Task directions:
Look below. Copy each line that has "Text" in it.

Data listing:
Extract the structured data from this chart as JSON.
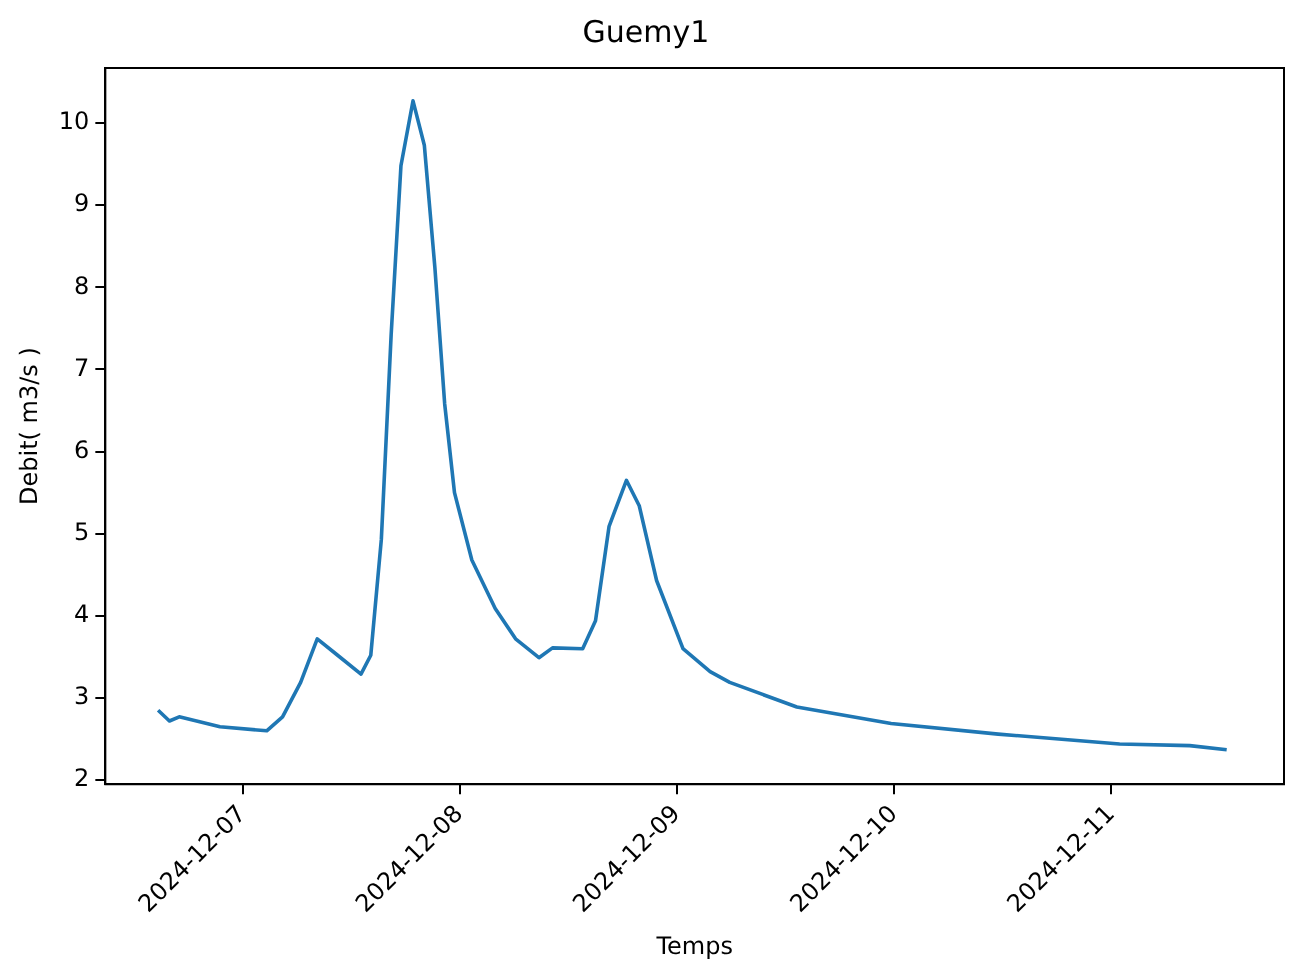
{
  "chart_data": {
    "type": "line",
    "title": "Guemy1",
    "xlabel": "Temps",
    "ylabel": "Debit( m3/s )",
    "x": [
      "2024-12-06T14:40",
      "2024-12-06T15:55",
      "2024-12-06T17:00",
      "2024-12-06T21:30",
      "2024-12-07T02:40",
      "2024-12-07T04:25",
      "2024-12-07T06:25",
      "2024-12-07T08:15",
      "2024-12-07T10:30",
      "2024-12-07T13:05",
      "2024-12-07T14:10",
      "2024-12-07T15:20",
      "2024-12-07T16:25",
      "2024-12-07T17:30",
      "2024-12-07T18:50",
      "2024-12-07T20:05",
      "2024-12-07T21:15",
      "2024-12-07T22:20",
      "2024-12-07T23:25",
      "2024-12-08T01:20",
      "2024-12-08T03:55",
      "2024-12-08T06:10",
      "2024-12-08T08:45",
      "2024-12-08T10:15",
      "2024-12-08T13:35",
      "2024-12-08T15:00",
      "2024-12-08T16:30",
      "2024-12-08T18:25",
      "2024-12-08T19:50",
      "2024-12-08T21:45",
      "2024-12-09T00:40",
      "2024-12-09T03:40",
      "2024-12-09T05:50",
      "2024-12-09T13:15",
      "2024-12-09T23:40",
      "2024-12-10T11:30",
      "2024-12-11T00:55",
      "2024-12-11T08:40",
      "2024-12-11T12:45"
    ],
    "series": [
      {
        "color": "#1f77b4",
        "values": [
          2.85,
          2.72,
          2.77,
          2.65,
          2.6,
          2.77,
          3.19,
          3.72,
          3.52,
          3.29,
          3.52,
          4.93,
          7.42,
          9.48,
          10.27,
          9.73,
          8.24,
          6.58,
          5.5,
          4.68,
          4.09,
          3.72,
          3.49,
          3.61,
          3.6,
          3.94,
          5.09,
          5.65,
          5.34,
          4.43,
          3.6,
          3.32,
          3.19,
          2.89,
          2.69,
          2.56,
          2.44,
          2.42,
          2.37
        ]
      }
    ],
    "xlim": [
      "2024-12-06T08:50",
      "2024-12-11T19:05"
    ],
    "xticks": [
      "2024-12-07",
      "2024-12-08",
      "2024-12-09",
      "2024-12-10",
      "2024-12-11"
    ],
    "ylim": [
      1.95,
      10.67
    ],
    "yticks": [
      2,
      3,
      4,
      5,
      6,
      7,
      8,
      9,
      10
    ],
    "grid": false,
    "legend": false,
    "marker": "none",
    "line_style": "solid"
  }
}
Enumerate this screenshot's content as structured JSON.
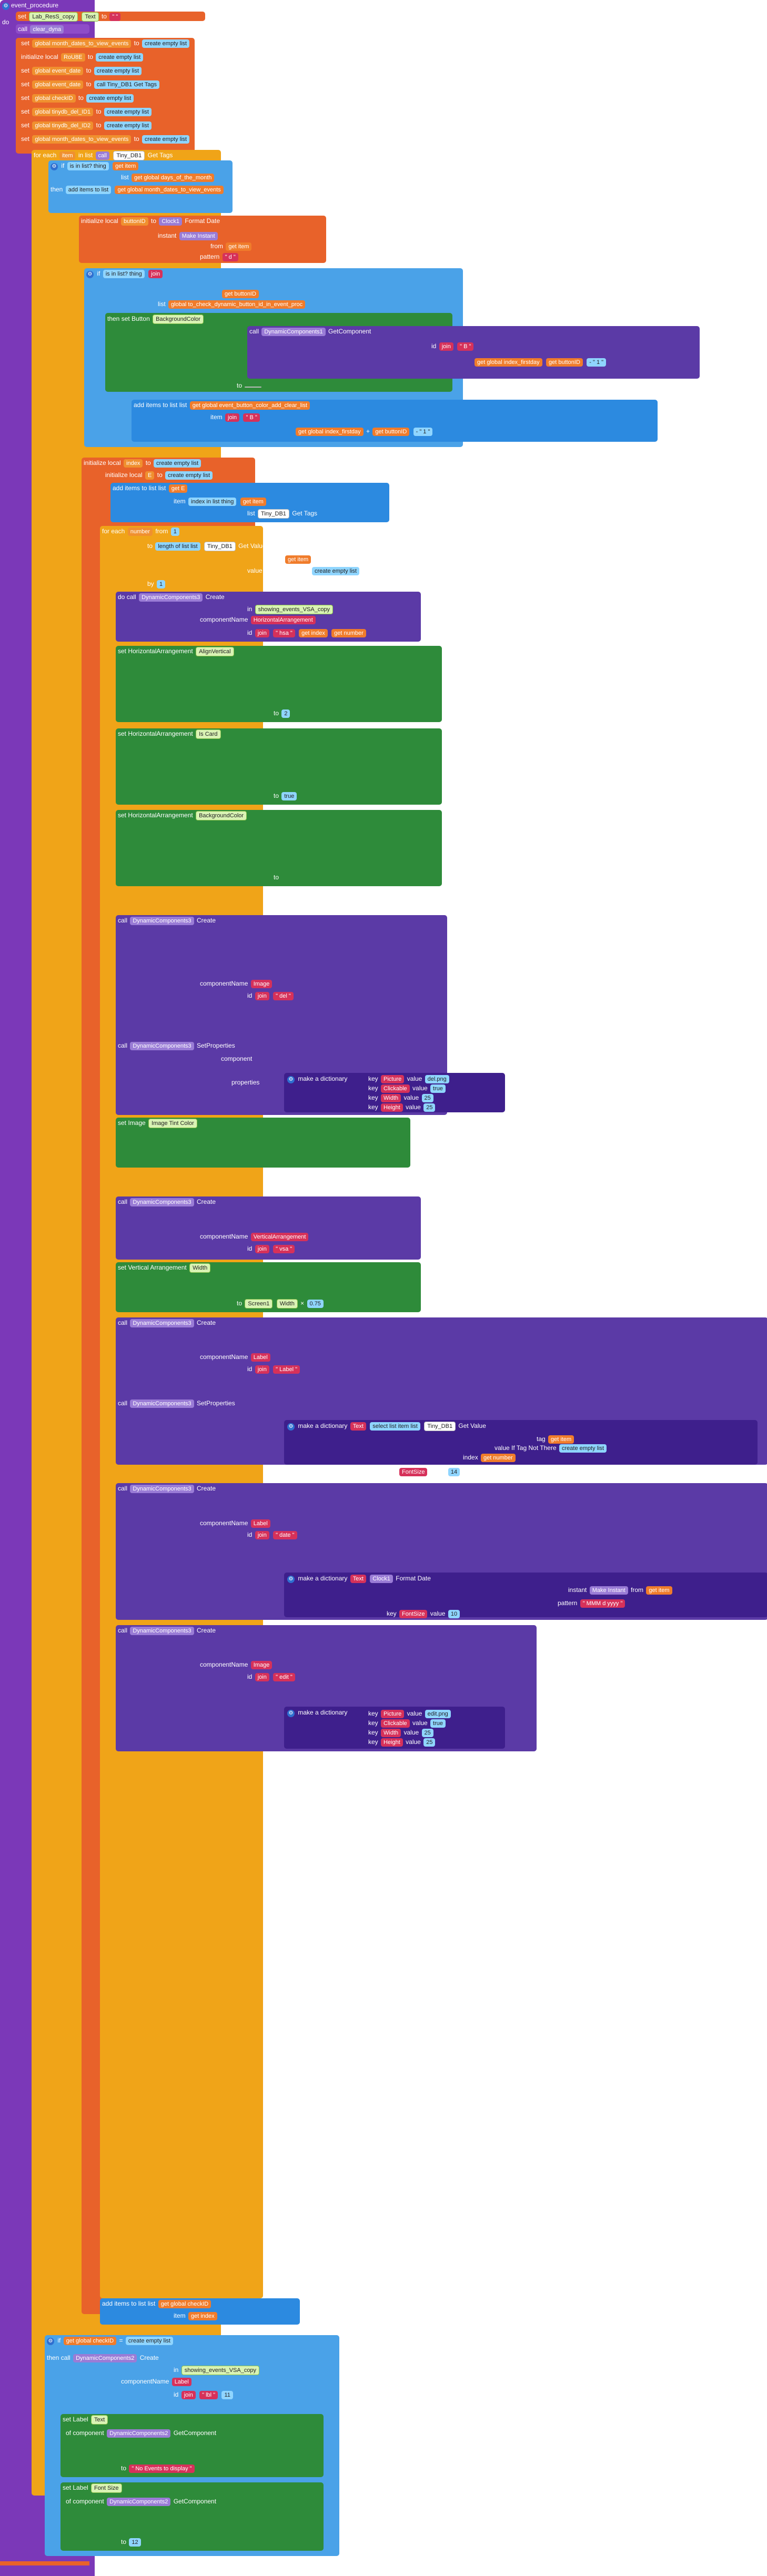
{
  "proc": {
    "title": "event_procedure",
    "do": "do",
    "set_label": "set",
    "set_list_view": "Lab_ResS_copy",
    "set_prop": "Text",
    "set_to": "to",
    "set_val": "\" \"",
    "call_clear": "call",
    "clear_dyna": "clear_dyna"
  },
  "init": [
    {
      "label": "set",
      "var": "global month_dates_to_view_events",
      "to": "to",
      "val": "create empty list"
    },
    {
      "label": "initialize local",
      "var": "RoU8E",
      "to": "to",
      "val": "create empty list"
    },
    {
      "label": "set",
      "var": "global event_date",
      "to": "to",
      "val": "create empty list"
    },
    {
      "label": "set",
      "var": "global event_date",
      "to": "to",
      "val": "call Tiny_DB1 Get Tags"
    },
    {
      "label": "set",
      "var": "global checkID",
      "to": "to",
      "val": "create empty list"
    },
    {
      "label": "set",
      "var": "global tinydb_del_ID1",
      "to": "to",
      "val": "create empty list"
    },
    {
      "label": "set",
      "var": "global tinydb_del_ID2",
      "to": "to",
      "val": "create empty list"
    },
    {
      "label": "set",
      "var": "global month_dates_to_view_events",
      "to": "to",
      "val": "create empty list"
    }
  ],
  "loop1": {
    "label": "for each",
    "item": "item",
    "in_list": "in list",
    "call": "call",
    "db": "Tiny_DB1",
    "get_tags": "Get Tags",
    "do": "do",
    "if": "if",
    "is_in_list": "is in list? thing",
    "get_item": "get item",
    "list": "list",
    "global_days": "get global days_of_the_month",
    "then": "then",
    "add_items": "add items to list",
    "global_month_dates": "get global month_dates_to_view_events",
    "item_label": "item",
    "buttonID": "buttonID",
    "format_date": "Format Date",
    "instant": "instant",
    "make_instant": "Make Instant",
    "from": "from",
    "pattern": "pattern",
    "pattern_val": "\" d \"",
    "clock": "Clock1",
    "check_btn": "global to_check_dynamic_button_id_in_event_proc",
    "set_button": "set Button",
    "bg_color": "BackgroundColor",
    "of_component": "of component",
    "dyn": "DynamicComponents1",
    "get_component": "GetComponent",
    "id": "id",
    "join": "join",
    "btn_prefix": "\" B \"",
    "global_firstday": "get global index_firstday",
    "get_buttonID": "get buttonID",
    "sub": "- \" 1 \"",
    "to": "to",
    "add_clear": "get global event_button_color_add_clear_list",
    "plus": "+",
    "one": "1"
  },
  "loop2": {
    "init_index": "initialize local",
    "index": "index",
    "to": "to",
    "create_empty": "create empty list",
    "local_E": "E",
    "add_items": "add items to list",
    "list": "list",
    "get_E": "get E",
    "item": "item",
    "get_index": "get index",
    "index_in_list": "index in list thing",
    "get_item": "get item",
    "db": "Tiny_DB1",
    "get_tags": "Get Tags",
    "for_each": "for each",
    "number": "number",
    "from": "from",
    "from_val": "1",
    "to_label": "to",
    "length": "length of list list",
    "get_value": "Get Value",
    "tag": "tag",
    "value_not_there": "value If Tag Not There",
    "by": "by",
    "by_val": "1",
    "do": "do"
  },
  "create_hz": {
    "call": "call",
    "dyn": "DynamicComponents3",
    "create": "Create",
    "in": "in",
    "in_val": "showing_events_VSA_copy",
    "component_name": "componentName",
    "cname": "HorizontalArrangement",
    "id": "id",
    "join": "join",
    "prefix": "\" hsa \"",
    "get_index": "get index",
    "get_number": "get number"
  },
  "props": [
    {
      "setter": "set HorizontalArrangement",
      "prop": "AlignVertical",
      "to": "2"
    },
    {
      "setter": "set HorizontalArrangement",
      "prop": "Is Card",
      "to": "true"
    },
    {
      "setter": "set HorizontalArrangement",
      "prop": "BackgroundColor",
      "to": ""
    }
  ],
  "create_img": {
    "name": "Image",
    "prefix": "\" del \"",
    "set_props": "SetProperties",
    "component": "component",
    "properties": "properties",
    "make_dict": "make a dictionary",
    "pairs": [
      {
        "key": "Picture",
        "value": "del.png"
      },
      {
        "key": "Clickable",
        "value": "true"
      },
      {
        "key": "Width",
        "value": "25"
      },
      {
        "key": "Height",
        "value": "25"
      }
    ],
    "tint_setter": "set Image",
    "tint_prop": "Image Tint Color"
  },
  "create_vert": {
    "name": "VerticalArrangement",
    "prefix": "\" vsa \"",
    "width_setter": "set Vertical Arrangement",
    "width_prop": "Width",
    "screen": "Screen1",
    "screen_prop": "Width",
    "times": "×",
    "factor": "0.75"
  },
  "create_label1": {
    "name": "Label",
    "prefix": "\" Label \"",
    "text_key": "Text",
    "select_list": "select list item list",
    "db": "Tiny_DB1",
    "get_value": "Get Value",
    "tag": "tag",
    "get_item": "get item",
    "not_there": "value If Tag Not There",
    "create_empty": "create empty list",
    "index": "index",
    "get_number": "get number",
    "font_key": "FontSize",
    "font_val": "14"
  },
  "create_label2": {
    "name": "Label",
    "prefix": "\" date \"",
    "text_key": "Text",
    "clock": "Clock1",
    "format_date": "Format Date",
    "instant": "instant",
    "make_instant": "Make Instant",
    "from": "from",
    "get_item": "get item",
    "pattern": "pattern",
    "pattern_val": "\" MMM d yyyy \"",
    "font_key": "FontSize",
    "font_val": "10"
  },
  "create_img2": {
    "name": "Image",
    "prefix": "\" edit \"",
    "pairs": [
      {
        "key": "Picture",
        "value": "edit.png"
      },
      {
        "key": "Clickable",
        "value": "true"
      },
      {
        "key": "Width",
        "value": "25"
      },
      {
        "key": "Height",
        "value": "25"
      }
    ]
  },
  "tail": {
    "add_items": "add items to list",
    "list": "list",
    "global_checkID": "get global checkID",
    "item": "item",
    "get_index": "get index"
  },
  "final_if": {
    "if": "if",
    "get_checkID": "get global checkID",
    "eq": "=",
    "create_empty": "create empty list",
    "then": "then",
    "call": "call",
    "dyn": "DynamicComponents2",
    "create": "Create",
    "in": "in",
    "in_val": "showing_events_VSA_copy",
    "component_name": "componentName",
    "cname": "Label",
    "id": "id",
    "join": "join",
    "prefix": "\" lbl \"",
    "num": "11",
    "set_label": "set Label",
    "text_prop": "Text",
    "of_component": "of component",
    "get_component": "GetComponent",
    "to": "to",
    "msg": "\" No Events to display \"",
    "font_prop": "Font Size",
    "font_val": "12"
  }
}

Correct result:
    "set_prop": "Text",
    "text_key": "Text",
    "text_key": "Text",
    "text_prop": "Text",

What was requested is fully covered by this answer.